■ Instructions for the task
Records follow. Select each line holding "Enregistrer".

-------- Supplied records

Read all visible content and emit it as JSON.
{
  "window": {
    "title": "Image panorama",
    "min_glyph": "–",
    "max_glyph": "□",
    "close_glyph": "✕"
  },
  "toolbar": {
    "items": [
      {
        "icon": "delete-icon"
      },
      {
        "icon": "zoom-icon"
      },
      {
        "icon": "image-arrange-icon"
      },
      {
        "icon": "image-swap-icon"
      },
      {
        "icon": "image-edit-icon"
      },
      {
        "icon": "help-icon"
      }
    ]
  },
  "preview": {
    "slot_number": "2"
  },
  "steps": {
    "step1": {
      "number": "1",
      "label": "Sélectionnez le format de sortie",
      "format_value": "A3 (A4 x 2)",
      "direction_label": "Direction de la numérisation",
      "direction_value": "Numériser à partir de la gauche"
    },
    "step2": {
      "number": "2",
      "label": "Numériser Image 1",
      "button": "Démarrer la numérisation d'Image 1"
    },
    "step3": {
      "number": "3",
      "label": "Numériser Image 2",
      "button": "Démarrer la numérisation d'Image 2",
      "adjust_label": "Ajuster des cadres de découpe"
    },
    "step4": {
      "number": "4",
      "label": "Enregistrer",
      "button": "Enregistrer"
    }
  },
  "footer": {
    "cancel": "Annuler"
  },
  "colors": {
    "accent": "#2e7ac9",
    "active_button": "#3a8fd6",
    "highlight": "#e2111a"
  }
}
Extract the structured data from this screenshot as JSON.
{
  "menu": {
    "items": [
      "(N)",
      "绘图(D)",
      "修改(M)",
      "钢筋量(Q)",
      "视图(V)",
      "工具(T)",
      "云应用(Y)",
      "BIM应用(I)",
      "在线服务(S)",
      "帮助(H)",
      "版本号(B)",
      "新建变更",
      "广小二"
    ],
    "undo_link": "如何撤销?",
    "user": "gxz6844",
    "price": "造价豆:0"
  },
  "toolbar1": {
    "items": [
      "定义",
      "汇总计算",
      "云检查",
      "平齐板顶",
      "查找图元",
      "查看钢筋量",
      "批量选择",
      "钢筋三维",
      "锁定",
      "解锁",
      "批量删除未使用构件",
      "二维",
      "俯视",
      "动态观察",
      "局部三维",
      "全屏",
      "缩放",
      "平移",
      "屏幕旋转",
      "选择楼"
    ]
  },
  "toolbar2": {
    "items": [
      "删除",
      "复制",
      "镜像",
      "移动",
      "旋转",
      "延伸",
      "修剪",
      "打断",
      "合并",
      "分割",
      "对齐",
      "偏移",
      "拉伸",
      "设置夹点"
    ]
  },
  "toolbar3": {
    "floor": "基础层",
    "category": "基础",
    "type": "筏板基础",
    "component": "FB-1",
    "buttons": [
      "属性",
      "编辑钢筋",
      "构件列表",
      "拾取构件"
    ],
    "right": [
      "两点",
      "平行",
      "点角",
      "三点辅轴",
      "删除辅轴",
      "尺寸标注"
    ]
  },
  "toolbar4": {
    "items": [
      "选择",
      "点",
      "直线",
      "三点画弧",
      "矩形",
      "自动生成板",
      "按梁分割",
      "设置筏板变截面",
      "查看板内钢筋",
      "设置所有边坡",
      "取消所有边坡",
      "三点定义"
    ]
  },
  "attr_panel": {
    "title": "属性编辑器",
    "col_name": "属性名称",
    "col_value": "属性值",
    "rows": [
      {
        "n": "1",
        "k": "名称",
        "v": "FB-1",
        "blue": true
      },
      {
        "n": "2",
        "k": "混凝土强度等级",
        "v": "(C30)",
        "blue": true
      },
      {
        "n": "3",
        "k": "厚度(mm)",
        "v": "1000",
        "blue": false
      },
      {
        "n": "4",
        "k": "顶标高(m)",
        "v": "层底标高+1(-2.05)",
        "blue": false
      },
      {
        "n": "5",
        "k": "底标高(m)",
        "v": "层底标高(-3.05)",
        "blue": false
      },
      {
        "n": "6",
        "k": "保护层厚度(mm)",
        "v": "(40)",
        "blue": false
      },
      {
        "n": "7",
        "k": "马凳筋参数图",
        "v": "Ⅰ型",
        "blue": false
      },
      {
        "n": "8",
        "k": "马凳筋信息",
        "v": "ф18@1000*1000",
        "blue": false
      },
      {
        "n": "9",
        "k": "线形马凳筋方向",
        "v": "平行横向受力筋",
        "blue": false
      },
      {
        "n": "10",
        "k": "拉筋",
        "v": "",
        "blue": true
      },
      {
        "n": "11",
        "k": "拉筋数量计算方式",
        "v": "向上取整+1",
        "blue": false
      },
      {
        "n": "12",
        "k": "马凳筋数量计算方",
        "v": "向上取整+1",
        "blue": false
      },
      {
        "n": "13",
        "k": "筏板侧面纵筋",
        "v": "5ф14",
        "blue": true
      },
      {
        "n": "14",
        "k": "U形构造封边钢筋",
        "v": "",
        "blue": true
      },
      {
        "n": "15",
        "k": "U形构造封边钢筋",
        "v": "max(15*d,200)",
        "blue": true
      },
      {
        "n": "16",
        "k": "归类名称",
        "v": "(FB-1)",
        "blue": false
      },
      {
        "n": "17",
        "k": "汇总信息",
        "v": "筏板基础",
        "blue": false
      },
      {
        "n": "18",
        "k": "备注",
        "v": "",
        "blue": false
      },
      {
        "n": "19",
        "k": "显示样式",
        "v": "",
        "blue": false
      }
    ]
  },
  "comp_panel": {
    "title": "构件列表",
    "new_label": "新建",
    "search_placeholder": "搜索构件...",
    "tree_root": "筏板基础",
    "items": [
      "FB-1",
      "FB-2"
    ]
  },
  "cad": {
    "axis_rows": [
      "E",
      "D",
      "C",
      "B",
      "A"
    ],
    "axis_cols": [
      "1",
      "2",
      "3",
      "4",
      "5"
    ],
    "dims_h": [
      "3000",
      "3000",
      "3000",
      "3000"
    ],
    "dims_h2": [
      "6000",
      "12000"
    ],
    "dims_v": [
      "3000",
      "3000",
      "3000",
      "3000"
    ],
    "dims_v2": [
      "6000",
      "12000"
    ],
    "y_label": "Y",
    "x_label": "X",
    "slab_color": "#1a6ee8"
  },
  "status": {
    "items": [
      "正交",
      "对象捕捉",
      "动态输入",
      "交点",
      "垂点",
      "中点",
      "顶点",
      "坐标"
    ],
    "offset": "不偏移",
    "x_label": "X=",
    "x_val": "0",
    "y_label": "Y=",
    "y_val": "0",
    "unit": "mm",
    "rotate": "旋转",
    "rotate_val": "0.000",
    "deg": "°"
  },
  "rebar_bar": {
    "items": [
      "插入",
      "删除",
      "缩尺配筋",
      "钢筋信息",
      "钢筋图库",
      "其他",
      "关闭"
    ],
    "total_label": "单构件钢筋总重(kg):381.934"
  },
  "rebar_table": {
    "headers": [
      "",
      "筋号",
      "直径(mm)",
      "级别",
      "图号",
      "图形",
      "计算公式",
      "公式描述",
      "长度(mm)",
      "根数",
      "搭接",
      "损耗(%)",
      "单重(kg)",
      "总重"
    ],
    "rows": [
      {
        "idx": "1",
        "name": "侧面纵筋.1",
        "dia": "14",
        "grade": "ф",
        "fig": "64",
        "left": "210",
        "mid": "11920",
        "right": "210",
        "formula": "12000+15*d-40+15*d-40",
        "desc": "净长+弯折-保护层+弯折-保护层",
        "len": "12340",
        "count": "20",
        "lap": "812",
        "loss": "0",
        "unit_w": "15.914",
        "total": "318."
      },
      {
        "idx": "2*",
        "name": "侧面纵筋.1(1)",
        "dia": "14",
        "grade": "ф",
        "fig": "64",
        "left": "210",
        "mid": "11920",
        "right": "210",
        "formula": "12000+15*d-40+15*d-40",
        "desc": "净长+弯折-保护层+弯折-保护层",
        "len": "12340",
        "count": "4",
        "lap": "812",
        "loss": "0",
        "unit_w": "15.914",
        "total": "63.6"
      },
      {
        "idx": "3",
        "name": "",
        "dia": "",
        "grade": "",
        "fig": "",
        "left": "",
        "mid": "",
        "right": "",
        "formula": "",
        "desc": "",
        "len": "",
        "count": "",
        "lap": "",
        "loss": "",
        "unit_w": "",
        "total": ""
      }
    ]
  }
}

----------------

■ Solution
      "label": "Enregistrer",
      "button": "Enregistrer"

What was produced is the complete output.